• _Stored entries_:

-- Start --

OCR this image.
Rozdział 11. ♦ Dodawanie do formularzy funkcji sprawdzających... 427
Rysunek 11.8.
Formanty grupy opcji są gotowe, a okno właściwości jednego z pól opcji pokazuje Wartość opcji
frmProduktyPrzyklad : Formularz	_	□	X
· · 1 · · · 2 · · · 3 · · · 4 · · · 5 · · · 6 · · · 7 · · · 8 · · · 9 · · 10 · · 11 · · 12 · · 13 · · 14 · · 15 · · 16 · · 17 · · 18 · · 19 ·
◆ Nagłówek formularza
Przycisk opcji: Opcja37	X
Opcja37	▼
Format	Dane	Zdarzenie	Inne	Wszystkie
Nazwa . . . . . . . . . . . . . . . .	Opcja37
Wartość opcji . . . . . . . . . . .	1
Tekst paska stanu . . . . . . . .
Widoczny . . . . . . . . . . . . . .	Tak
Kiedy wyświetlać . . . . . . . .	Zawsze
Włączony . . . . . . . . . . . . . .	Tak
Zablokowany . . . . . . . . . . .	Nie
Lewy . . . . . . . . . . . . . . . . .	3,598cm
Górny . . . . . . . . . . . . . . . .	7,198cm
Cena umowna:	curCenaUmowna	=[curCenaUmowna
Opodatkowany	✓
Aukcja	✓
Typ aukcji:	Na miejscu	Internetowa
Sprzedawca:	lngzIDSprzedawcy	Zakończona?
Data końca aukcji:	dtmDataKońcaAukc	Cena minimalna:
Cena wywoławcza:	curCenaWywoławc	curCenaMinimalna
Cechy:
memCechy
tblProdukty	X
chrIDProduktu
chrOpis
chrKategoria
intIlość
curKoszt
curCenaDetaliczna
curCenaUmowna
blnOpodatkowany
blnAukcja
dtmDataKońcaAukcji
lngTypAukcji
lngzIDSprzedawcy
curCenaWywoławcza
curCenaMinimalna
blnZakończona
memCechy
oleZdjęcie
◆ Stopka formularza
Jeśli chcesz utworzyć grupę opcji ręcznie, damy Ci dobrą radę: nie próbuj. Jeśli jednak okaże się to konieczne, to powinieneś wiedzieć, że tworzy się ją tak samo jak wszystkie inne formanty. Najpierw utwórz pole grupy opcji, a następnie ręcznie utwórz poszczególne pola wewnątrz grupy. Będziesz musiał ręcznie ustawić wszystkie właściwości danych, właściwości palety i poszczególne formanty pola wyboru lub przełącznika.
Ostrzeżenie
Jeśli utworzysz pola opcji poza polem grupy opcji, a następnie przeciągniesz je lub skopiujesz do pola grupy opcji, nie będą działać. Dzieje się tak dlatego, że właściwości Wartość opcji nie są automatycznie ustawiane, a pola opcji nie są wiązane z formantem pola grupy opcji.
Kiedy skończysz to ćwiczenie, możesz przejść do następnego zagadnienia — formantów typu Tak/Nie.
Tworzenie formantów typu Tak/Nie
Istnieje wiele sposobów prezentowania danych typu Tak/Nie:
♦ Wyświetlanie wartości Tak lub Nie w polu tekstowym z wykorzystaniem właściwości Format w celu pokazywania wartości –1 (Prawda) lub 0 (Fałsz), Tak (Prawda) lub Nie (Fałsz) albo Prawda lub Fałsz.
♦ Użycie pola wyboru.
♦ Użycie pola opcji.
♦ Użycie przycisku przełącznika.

-- End --

• _Problem details_: Give the listing above again, word for word.

• _Written reply_:
OCR this image.
Rozdział 11. ♦ Dodawanie do formularzy funkcji sprawdzających... 427
Rysunek 11.8.
Formanty grupy opcji są gotowe, a okno właściwości jednego z pól opcji pokazuje Wartość opcji
frmProduktyPrzyklad : Formularz	_	□	X
· · 1 · · · 2 · · · 3 · · · 4 · · · 5 · · · 6 · · · 7 · · · 8 · · · 9 · · 10 · · 11 · · 12 · · 13 · · 14 · · 15 · · 16 · · 17 · · 18 · · 19 ·
◆ Nagłówek formularza
Przycisk opcji: Opcja37	X
Opcja37	▼
Format	Dane	Zdarzenie	Inne	Wszystkie
Nazwa . . . . . . . . . . . . . . . .	Opcja37
Wartość opcji . . . . . . . . . . .	1
Tekst paska stanu . . . . . . . .
Widoczny . . . . . . . . . . . . . .	Tak
Kiedy wyświetlać . . . . . . . .	Zawsze
Włączony . . . . . . . . . . . . . .	Tak
Zablokowany . . . . . . . . . . .	Nie
Lewy . . . . . . . . . . . . . . . . .	3,598cm
Górny . . . . . . . . . . . . . . . .	7,198cm
Cena umowna:	curCenaUmowna	=[curCenaUmowna
Opodatkowany	✓
Aukcja	✓
Typ aukcji:	Na miejscu	Internetowa
Sprzedawca:	lngzIDSprzedawcy	Zakończona?
Data końca aukcji:	dtmDataKońcaAukc	Cena minimalna:
Cena wywoławcza:	curCenaWywoławc	curCenaMinimalna
Cechy:
memCechy
tblProdukty	X
chrIDProduktu
chrOpis
chrKategoria
intIlość
curKoszt
curCenaDetaliczna
curCenaUmowna
blnOpodatkowany
blnAukcja
dtmDataKońcaAukcji
lngTypAukcji
lngzIDSprzedawcy
curCenaWywoławcza
curCenaMinimalna
blnZakończona
memCechy
oleZdjęcie
◆ Stopka formularza
Jeśli chcesz utworzyć grupę opcji ręcznie, damy Ci dobrą radę: nie próbuj. Jeśli jednak okaże się to konieczne, to powinieneś wiedzieć, że tworzy się ją tak samo jak wszystkie inne formanty. Najpierw utwórz pole grupy opcji, a następnie ręcznie utwórz poszczególne pola wewnątrz grupy. Będziesz musiał ręcznie ustawić wszystkie właściwości danych, właściwości palety i poszczególne formanty pola wyboru lub przełącznika.
Ostrzeżenie
Jeśli utworzysz pola opcji poza polem grupy opcji, a następnie przeciągniesz je lub skopiujesz do pola grupy opcji, nie będą działać. Dzieje się tak dlatego, że właściwości Wartość opcji nie są automatycznie ustawiane, a pola opcji nie są wiązane z formantem pola grupy opcji.
Kiedy skończysz to ćwiczenie, możesz przejść do następnego zagadnienia — formantów typu Tak/Nie.
Tworzenie formantów typu Tak/Nie
Istnieje wiele sposobów prezentowania danych typu Tak/Nie:
♦ Wyświetlanie wartości Tak lub Nie w polu tekstowym z wykorzystaniem właściwości Format w celu pokazywania wartości –1 (Prawda) lub 0 (Fałsz), Tak (Prawda) lub Nie (Fałsz) albo Prawda lub Fałsz.
♦ Użycie pola wyboru.
♦ Użycie pola opcji.
♦ Użycie przycisku przełącznika.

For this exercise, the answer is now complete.